━━━━━ Working data ━━━━━

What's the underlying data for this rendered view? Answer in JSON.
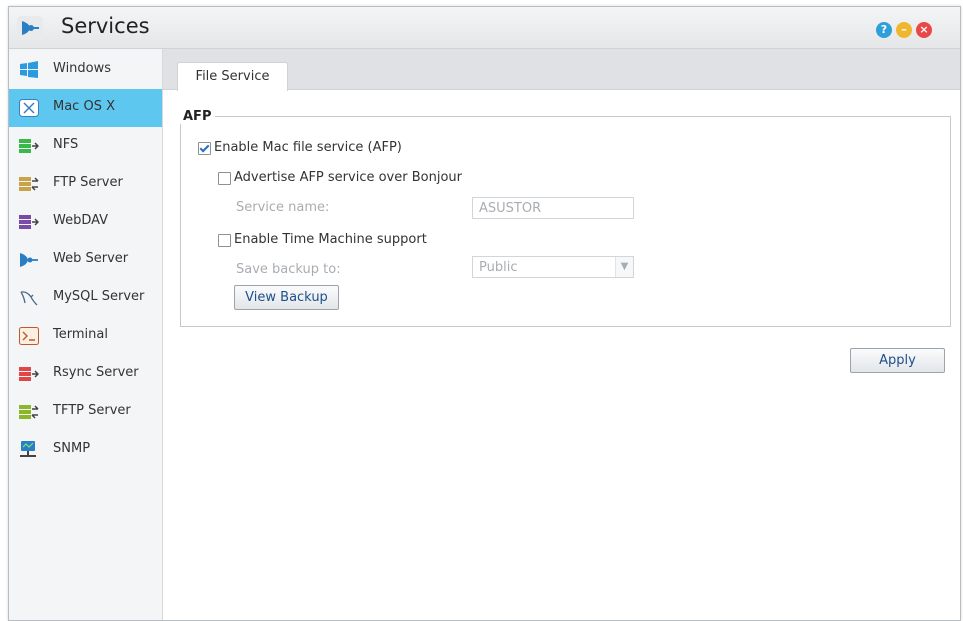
{
  "window": {
    "title": "Services"
  },
  "sidebar": {
    "items": [
      {
        "label": "Windows"
      },
      {
        "label": "Mac OS X"
      },
      {
        "label": "NFS"
      },
      {
        "label": "FTP Server"
      },
      {
        "label": "WebDAV"
      },
      {
        "label": "Web Server"
      },
      {
        "label": "MySQL Server"
      },
      {
        "label": "Terminal"
      },
      {
        "label": "Rsync Server"
      },
      {
        "label": "TFTP Server"
      },
      {
        "label": "SNMP"
      }
    ],
    "active_index": 1
  },
  "tabs": [
    {
      "label": "File Service"
    }
  ],
  "afp": {
    "legend": "AFP",
    "enable_label": "Enable Mac file service (AFP)",
    "enable_checked": true,
    "bonjour_label": "Advertise AFP service over Bonjour",
    "bonjour_checked": false,
    "service_name_label": "Service name:",
    "service_name_value": "ASUSTOR",
    "time_machine_label": "Enable Time Machine support",
    "time_machine_checked": false,
    "save_backup_label": "Save backup to:",
    "save_backup_value": "Public",
    "view_backup_label": "View Backup"
  },
  "apply_label": "Apply",
  "colors": {
    "accent": "#5ec7ef",
    "help": "#2e9fd8",
    "minimize": "#f0b630",
    "close": "#e94848"
  }
}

━━━━━

## Aim
Repeat the data exactly, without the pictures.

## Result
What's the underlying data for this rendered view? Answer in JSON.
{
  "window": {
    "title": "Services"
  },
  "sidebar": {
    "items": [
      {
        "label": "Windows"
      },
      {
        "label": "Mac OS X"
      },
      {
        "label": "NFS"
      },
      {
        "label": "FTP Server"
      },
      {
        "label": "WebDAV"
      },
      {
        "label": "Web Server"
      },
      {
        "label": "MySQL Server"
      },
      {
        "label": "Terminal"
      },
      {
        "label": "Rsync Server"
      },
      {
        "label": "TFTP Server"
      },
      {
        "label": "SNMP"
      }
    ],
    "active_index": 1
  },
  "tabs": [
    {
      "label": "File Service"
    }
  ],
  "afp": {
    "legend": "AFP",
    "enable_label": "Enable Mac file service (AFP)",
    "enable_checked": true,
    "bonjour_label": "Advertise AFP service over Bonjour",
    "bonjour_checked": false,
    "service_name_label": "Service name:",
    "service_name_value": "ASUSTOR",
    "time_machine_label": "Enable Time Machine support",
    "time_machine_checked": false,
    "save_backup_label": "Save backup to:",
    "save_backup_value": "Public",
    "view_backup_label": "View Backup"
  },
  "apply_label": "Apply",
  "colors": {
    "accent": "#5ec7ef",
    "help": "#2e9fd8",
    "minimize": "#f0b630",
    "close": "#e94848"
  }
}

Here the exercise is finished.